• **Given instruction**:
State how many lines of the entries below hold the word "programming"; reply with nothing but the number.

• **Material for the task**:

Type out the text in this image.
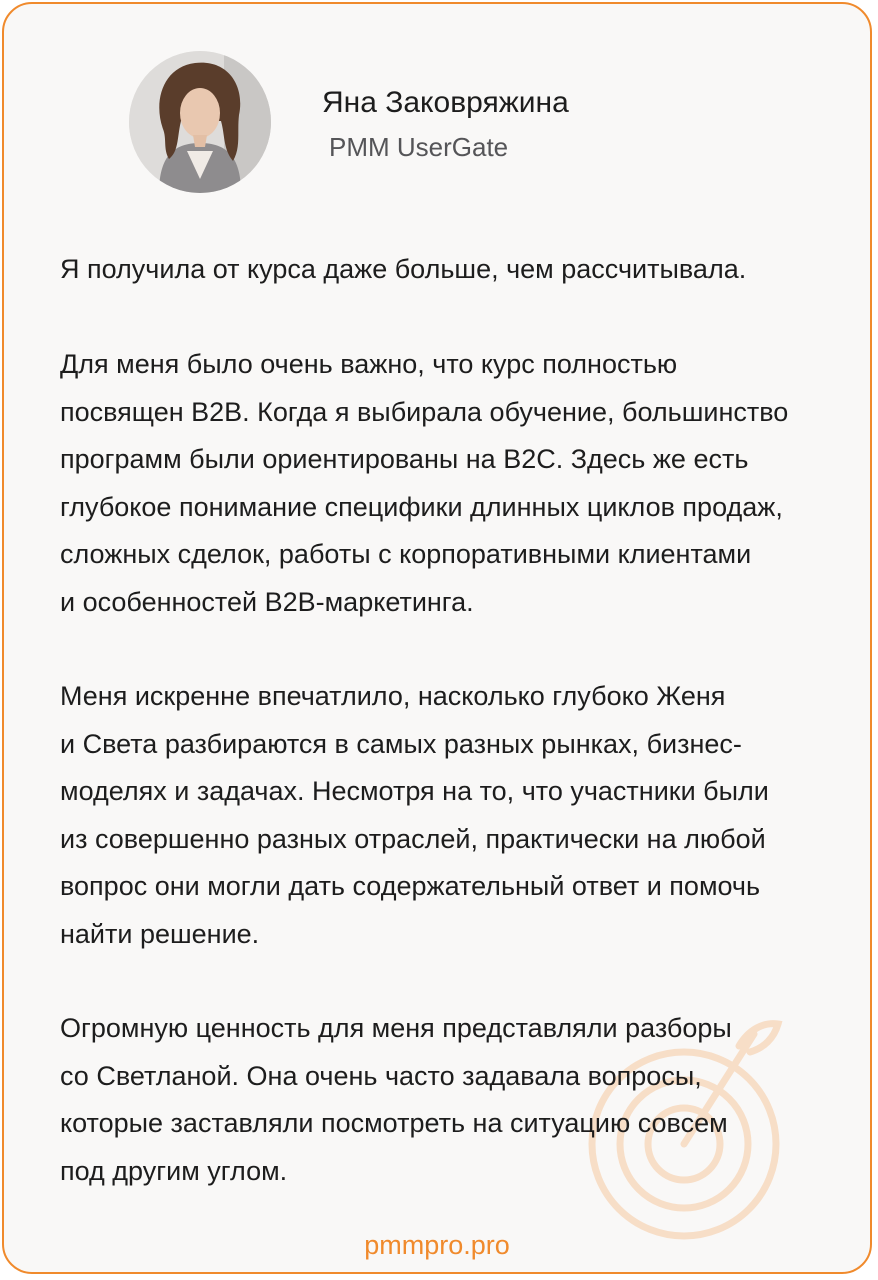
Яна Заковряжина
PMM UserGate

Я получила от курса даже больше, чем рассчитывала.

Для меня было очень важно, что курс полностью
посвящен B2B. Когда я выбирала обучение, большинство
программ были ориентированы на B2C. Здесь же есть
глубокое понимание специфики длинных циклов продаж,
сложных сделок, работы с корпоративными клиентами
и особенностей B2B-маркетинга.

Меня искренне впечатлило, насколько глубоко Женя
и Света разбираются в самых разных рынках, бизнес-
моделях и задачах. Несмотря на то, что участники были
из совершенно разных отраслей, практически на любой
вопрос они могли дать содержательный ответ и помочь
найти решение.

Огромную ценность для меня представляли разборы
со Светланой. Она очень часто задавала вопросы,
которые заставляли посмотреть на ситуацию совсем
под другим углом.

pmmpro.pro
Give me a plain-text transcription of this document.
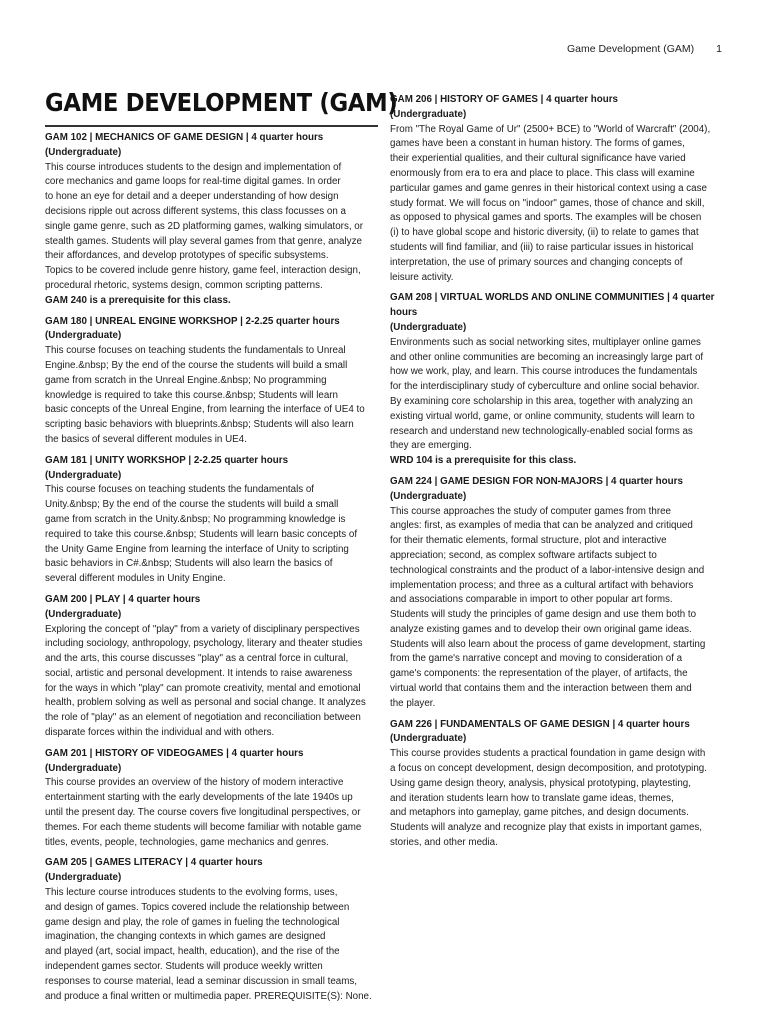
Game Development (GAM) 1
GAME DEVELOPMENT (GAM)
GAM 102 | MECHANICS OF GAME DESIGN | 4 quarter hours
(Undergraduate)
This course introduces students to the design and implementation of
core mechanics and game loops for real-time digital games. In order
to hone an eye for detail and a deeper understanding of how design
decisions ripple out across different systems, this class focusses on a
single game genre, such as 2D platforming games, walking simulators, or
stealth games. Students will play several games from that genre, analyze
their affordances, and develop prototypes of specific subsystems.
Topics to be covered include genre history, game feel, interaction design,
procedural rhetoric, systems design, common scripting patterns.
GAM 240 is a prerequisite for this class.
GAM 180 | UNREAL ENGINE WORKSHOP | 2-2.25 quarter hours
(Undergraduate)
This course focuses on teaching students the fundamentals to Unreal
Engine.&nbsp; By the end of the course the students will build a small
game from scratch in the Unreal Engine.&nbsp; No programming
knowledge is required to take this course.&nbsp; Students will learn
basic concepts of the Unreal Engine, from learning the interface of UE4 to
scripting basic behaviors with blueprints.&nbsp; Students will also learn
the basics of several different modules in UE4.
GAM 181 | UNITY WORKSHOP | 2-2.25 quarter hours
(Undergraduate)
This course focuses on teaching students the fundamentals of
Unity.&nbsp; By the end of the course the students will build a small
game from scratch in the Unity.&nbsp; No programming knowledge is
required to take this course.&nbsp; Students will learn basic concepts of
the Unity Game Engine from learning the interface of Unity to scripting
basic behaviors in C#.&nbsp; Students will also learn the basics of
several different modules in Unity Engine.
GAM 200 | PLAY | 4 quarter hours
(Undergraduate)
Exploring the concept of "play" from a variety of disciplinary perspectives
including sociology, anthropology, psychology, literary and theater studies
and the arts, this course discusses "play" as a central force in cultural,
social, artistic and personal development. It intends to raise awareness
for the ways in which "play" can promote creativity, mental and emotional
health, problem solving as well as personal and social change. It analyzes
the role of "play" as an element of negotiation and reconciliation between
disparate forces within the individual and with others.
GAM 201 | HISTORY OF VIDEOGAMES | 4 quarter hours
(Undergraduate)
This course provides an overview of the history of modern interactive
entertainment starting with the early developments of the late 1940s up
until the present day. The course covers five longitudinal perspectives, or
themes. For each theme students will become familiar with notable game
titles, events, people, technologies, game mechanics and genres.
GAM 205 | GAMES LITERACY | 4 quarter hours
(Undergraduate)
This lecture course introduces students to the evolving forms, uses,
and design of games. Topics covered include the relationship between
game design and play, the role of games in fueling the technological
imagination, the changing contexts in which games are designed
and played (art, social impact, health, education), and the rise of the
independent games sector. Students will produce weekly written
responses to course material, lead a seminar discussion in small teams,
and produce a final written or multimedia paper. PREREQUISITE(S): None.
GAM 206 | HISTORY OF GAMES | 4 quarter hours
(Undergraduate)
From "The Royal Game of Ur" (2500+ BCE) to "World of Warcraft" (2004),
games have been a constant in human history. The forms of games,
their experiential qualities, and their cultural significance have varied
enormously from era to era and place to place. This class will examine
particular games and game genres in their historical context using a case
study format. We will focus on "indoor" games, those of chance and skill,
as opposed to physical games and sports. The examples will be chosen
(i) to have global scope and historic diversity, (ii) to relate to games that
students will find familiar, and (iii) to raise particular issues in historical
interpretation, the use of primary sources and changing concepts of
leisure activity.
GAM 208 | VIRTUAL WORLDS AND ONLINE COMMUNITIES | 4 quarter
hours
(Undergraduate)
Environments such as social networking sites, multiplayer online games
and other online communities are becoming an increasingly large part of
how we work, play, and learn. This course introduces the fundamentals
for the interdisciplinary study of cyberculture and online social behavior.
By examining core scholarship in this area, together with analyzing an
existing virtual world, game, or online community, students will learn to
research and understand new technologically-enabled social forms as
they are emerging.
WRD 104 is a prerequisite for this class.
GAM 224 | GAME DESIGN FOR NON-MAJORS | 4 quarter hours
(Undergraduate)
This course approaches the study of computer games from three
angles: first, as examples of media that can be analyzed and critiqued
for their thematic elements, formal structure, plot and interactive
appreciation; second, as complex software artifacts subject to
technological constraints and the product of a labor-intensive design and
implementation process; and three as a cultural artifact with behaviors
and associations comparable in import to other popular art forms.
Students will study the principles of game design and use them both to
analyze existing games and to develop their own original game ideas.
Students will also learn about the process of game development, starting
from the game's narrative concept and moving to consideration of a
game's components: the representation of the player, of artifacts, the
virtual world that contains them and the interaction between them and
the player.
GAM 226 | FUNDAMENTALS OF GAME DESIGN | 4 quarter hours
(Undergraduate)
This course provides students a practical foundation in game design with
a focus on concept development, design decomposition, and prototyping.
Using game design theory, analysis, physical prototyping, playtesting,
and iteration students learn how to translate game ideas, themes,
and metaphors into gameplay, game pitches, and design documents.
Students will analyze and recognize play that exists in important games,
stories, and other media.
* * *
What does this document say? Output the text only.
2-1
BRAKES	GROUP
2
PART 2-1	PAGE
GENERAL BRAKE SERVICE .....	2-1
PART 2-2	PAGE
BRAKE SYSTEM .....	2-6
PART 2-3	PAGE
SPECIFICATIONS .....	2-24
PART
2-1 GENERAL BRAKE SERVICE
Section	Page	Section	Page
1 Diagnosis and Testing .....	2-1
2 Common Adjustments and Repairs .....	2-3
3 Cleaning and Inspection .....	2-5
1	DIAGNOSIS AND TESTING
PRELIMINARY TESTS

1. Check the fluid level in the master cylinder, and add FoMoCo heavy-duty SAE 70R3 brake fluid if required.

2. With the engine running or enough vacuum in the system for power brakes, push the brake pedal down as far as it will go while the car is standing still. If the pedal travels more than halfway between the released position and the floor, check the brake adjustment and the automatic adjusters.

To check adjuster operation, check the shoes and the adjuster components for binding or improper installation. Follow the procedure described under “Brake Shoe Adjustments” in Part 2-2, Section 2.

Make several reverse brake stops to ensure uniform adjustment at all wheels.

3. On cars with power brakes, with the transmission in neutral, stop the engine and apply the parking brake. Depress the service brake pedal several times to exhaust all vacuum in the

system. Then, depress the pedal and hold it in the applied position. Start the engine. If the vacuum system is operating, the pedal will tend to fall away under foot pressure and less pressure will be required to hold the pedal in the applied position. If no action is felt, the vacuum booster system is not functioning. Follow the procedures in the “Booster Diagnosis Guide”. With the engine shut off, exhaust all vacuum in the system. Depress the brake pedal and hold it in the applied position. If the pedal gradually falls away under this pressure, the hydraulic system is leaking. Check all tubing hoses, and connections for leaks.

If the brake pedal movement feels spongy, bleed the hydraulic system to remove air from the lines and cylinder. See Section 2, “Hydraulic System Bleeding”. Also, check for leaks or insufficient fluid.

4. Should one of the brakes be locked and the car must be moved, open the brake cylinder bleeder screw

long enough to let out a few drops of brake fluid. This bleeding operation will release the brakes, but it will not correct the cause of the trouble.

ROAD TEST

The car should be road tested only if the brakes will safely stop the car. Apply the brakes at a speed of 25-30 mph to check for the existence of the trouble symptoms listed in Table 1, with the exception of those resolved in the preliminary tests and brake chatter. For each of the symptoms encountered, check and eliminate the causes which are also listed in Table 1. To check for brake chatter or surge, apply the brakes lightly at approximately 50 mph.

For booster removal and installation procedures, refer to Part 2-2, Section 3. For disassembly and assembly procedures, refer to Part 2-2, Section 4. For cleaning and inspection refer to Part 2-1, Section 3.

• **Reply**:
2